**What you will do**
Repeat all of the material below exactly as written, images excluded.

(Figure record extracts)

** begin **

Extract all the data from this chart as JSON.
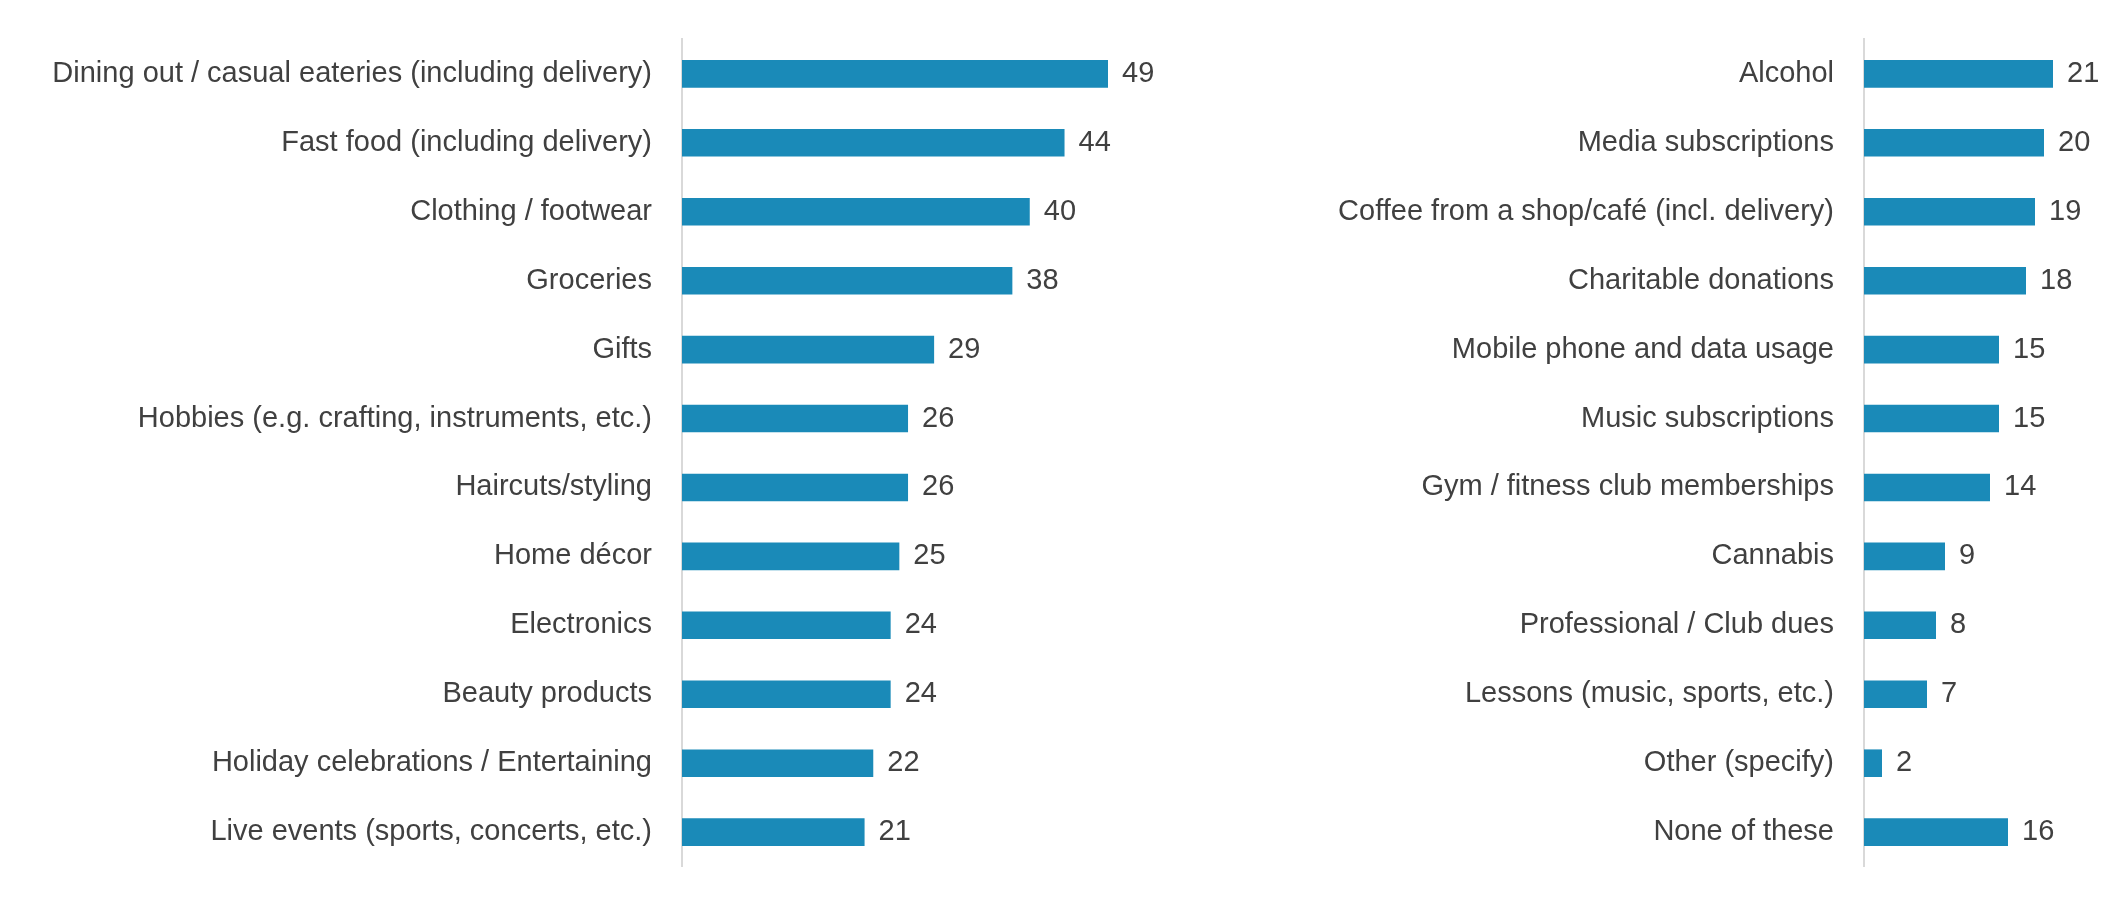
{
  "chart_data": [
    {
      "type": "bar",
      "orientation": "horizontal",
      "data_labels": true,
      "tick_labels": "y",
      "color": "#1a8ab8",
      "categories": [
        "Dining out / casual eateries (including delivery)",
        "Fast food (including delivery)",
        "Clothing / footwear",
        "Groceries",
        "Gifts",
        "Hobbies (e.g. crafting, instruments, etc.)",
        "Haircuts/styling",
        "Home décor",
        "Electronics",
        "Beauty products",
        "Holiday celebrations / Entertaining",
        "Live events (sports, concerts, etc.)"
      ],
      "values": [
        49,
        44,
        40,
        38,
        29,
        26,
        26,
        25,
        24,
        24,
        22,
        21
      ]
    },
    {
      "type": "bar",
      "orientation": "horizontal",
      "data_labels": true,
      "tick_labels": "y",
      "color": "#1a8ab8",
      "categories": [
        "Alcohol",
        "Media subscriptions",
        "Coffee from a shop/café (incl. delivery)",
        "Charitable donations",
        "Mobile phone and data usage",
        "Music subscriptions",
        "Gym / fitness club memberships",
        "Cannabis",
        "Professional / Club dues",
        "Lessons (music, sports, etc.)",
        "Other (specify)",
        "None of these"
      ],
      "values": [
        21,
        20,
        19,
        18,
        15,
        15,
        14,
        9,
        8,
        7,
        2,
        16
      ]
    }
  ]
}
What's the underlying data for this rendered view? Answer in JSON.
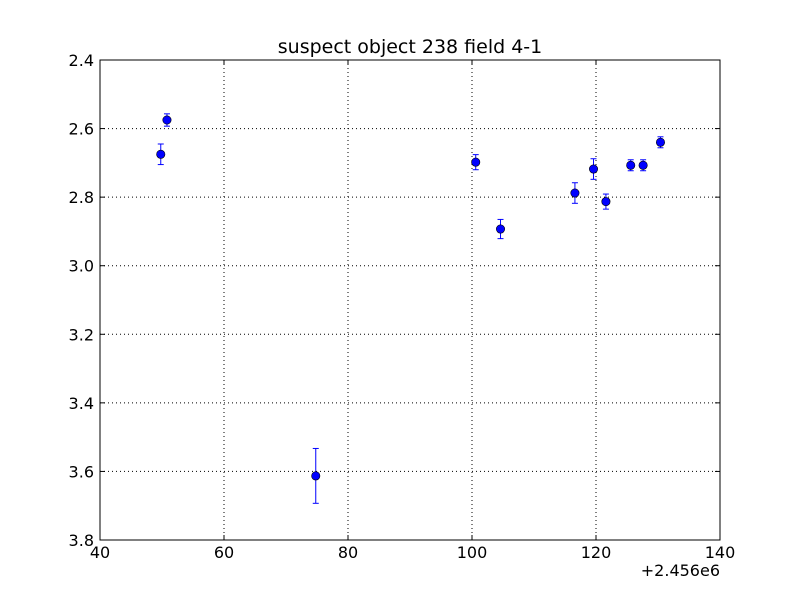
{
  "chart_data": {
    "type": "scatter",
    "title": "suspect object 238 field 4-1",
    "xlabel": "",
    "ylabel": "",
    "x_offset_label": "+2.456e6",
    "x_offset_value": 2456000,
    "xlim": [
      40,
      140
    ],
    "ylim": [
      2.4,
      3.8
    ],
    "y_inverted": true,
    "grid": true,
    "x_ticks": [
      40,
      60,
      80,
      100,
      120,
      140
    ],
    "x_tick_labels": [
      "40",
      "60",
      "80",
      "100",
      "120",
      "140"
    ],
    "y_ticks": [
      2.4,
      2.6,
      2.8,
      3.0,
      3.2,
      3.4,
      3.6,
      3.8
    ],
    "y_tick_labels": [
      "2.4",
      "2.6",
      "2.8",
      "3.0",
      "3.2",
      "3.4",
      "3.6",
      "3.8"
    ],
    "series": [
      {
        "color": "#0000ff",
        "points": [
          {
            "x": 49.8,
            "y": 2.675,
            "err": 0.03
          },
          {
            "x": 50.8,
            "y": 2.575,
            "err": 0.018
          },
          {
            "x": 74.8,
            "y": 3.613,
            "err": 0.08
          },
          {
            "x": 100.6,
            "y": 2.698,
            "err": 0.022
          },
          {
            "x": 104.6,
            "y": 2.893,
            "err": 0.028
          },
          {
            "x": 116.6,
            "y": 2.788,
            "err": 0.03
          },
          {
            "x": 119.6,
            "y": 2.718,
            "err": 0.03
          },
          {
            "x": 121.6,
            "y": 2.813,
            "err": 0.022
          },
          {
            "x": 125.6,
            "y": 2.707,
            "err": 0.016
          },
          {
            "x": 127.6,
            "y": 2.707,
            "err": 0.016
          },
          {
            "x": 130.4,
            "y": 2.64,
            "err": 0.016
          }
        ]
      }
    ]
  }
}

** end **

**Reply**
Extract all the data from this chart as JSON.
{
  "chart_data": [
    {
      "type": "bar",
      "orientation": "horizontal",
      "data_labels": true,
      "tick_labels": "y",
      "color": "#1a8ab8",
      "categories": [
        "Dining out / casual eateries (including delivery)",
        "Fast food (including delivery)",
        "Clothing / footwear",
        "Groceries",
        "Gifts",
        "Hobbies (e.g. crafting, instruments, etc.)",
        "Haircuts/styling",
        "Home décor",
        "Electronics",
        "Beauty products",
        "Holiday celebrations / Entertaining",
        "Live events (sports, concerts, etc.)"
      ],
      "values": [
        49,
        44,
        40,
        38,
        29,
        26,
        26,
        25,
        24,
        24,
        22,
        21
      ]
    },
    {
      "type": "bar",
      "orientation": "horizontal",
      "data_labels": true,
      "tick_labels": "y",
      "color": "#1a8ab8",
      "categories": [
        "Alcohol",
        "Media subscriptions",
        "Coffee from a shop/café (incl. delivery)",
        "Charitable donations",
        "Mobile phone and data usage",
        "Music subscriptions",
        "Gym / fitness club memberships",
        "Cannabis",
        "Professional / Club dues",
        "Lessons (music, sports, etc.)",
        "Other (specify)",
        "None of these"
      ],
      "values": [
        21,
        20,
        19,
        18,
        15,
        15,
        14,
        9,
        8,
        7,
        2,
        16
      ]
    }
  ]
}
What's the underlying data for this rendered view? Answer in JSON.
{
  "chart_data": {
    "type": "scatter",
    "title": "suspect object 238 field 4-1",
    "xlabel": "",
    "ylabel": "",
    "x_offset_label": "+2.456e6",
    "x_offset_value": 2456000,
    "xlim": [
      40,
      140
    ],
    "ylim": [
      2.4,
      3.8
    ],
    "y_inverted": true,
    "grid": true,
    "x_ticks": [
      40,
      60,
      80,
      100,
      120,
      140
    ],
    "x_tick_labels": [
      "40",
      "60",
      "80",
      "100",
      "120",
      "140"
    ],
    "y_ticks": [
      2.4,
      2.6,
      2.8,
      3.0,
      3.2,
      3.4,
      3.6,
      3.8
    ],
    "y_tick_labels": [
      "2.4",
      "2.6",
      "2.8",
      "3.0",
      "3.2",
      "3.4",
      "3.6",
      "3.8"
    ],
    "series": [
      {
        "color": "#0000ff",
        "points": [
          {
            "x": 49.8,
            "y": 2.675,
            "err": 0.03
          },
          {
            "x": 50.8,
            "y": 2.575,
            "err": 0.018
          },
          {
            "x": 74.8,
            "y": 3.613,
            "err": 0.08
          },
          {
            "x": 100.6,
            "y": 2.698,
            "err": 0.022
          },
          {
            "x": 104.6,
            "y": 2.893,
            "err": 0.028
          },
          {
            "x": 116.6,
            "y": 2.788,
            "err": 0.03
          },
          {
            "x": 119.6,
            "y": 2.718,
            "err": 0.03
          },
          {
            "x": 121.6,
            "y": 2.813,
            "err": 0.022
          },
          {
            "x": 125.6,
            "y": 2.707,
            "err": 0.016
          },
          {
            "x": 127.6,
            "y": 2.707,
            "err": 0.016
          },
          {
            "x": 130.4,
            "y": 2.64,
            "err": 0.016
          }
        ]
      }
    ]
  }
}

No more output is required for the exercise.